PROBLEM DETAILS: Tally every line of the listing where the string "plateau" is found, and state the total alone.

** START ENTRIES SUPPLIED **

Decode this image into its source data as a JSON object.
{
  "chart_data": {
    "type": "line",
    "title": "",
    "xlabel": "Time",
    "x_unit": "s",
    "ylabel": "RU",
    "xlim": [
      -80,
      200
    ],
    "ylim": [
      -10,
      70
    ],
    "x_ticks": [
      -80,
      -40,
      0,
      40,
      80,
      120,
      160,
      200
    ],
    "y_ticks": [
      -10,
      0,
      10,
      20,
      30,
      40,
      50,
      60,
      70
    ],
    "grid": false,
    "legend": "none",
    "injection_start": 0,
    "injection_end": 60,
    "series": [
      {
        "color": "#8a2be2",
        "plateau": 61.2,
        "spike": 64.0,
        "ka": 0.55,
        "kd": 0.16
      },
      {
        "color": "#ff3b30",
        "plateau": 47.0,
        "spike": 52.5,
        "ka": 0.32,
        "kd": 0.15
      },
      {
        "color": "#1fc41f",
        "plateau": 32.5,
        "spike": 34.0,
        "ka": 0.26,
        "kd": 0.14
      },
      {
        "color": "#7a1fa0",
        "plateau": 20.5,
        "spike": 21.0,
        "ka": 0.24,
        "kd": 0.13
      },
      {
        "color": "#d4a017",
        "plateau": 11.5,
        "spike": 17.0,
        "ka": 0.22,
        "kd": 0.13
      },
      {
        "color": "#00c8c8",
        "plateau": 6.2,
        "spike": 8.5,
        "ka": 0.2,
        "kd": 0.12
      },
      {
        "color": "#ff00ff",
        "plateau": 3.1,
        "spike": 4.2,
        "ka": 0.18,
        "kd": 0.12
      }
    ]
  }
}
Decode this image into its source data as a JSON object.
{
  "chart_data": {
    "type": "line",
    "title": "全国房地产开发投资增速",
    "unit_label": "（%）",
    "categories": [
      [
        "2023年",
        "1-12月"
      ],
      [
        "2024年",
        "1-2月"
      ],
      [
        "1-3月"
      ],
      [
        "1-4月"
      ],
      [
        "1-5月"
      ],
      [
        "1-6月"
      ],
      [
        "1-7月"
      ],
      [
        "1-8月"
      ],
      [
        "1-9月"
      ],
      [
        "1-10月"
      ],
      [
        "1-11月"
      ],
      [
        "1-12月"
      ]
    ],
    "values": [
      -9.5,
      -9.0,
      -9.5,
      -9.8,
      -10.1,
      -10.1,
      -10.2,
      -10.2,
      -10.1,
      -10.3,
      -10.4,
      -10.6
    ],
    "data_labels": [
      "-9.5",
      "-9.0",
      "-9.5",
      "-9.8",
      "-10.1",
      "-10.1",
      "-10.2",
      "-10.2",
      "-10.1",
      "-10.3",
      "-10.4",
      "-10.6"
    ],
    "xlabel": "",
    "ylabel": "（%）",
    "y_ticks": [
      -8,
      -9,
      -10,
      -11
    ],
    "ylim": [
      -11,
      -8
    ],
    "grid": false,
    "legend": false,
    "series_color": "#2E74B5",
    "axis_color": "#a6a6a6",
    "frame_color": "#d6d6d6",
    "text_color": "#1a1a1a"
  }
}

** END ENTRIES SUPPLIED **
** START ENTRIES SUPPLIED **

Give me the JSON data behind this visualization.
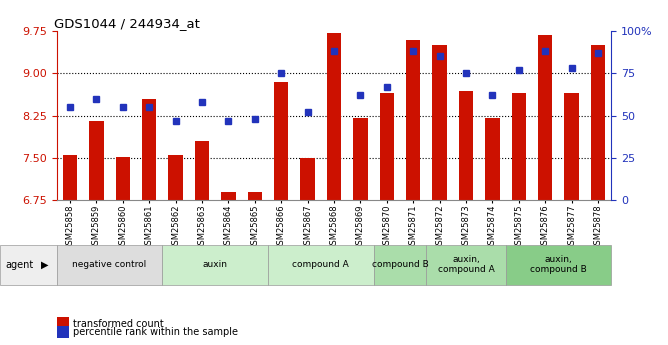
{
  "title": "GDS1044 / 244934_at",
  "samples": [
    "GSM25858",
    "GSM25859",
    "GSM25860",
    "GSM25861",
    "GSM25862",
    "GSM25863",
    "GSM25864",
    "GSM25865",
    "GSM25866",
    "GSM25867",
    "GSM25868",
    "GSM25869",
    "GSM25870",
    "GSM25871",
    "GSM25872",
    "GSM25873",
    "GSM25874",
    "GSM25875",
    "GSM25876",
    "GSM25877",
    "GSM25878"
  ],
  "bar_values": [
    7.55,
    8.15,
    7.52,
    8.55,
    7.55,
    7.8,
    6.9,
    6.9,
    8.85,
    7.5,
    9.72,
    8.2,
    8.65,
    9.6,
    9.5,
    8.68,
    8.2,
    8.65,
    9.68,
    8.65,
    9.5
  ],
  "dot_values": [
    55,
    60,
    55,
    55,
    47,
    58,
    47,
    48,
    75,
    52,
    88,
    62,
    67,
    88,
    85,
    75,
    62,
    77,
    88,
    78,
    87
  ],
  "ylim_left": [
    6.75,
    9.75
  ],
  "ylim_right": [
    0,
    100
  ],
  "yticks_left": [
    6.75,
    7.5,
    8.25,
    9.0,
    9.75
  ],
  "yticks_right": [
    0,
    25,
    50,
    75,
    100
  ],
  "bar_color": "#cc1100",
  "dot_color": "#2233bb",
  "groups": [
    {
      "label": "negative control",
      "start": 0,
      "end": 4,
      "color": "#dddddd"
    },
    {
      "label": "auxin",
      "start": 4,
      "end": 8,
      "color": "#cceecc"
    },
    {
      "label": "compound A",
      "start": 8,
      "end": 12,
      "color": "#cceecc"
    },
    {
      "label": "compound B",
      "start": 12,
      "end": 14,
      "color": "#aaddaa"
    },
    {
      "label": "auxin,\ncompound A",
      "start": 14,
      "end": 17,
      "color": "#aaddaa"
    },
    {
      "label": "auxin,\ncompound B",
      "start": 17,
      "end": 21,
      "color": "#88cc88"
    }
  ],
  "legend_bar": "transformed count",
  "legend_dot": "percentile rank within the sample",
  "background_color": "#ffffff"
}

** END ENTRIES SUPPLIED **

RESULT OF THIS TASK: 7